What follows is a listing; give it again exactly, in its entirety.

---+---

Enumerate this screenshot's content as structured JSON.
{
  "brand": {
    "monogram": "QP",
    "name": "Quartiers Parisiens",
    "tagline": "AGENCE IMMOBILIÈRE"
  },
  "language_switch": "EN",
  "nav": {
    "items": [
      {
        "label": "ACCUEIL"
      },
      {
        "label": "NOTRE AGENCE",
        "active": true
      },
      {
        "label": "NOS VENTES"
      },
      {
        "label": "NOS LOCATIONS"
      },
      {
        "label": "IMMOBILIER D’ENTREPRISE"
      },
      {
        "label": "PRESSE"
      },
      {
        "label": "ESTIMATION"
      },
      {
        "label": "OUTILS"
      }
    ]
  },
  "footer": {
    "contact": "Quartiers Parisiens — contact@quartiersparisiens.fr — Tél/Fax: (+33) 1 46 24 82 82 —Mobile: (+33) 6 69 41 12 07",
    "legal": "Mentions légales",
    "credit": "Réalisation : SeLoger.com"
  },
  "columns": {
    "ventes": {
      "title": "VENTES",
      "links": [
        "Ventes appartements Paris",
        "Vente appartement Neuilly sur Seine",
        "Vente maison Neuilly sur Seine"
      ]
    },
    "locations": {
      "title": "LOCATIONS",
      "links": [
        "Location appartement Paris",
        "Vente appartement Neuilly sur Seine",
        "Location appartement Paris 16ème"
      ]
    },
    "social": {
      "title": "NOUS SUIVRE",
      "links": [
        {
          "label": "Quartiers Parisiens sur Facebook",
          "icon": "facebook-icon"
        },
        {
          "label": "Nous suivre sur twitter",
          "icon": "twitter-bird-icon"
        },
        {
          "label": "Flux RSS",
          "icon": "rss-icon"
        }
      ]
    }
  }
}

---+---

_RIGHT ANSWER_:
Enumerate this screenshot's content as structured JSON.
{
  "brand": {
    "monogram": "QP",
    "name": "Quartiers Parisiens",
    "tagline": "AGENCE IMMOBILIÈRE"
  },
  "language_switch": "EN",
  "nav": {
    "items": [
      {
        "label": "ACCUEIL"
      },
      {
        "label": "NOTRE AGENCE",
        "active": true
      },
      {
        "label": "NOS VENTES"
      },
      {
        "label": "NOS LOCATIONS"
      },
      {
        "label": "IMMOBILIER D’ENTREPRISE"
      },
      {
        "label": "PRESSE"
      },
      {
        "label": "ESTIMATION"
      },
      {
        "label": "OUTILS"
      }
    ]
  },
  "footer": {
    "contact": "Quartiers Parisiens — contact@quartiersparisiens.fr — Tél/Fax: (+33) 1 46 24 82 82 —Mobile: (+33) 6 69 41 12 07",
    "legal": "Mentions légales",
    "credit": "Réalisation : SeLoger.com"
  },
  "columns": {
    "ventes": {
      "title": "VENTES",
      "links": [
        "Ventes appartements Paris",
        "Vente appartement Neuilly sur Seine",
        "Vente maison Neuilly sur Seine"
      ]
    },
    "locations": {
      "title": "LOCATIONS",
      "links": [
        "Location appartement Paris",
        "Vente appartement Neuilly sur Seine",
        "Location appartement Paris 16ème"
      ]
    },
    "social": {
      "title": "NOUS SUIVRE",
      "links": [
        {
          "label": "Quartiers Parisiens sur Facebook",
          "icon": "facebook-icon"
        },
        {
          "label": "Nous suivre sur twitter",
          "icon": "twitter-bird-icon"
        },
        {
          "label": "Flux RSS",
          "icon": "rss-icon"
        }
      ]
    }
  }
}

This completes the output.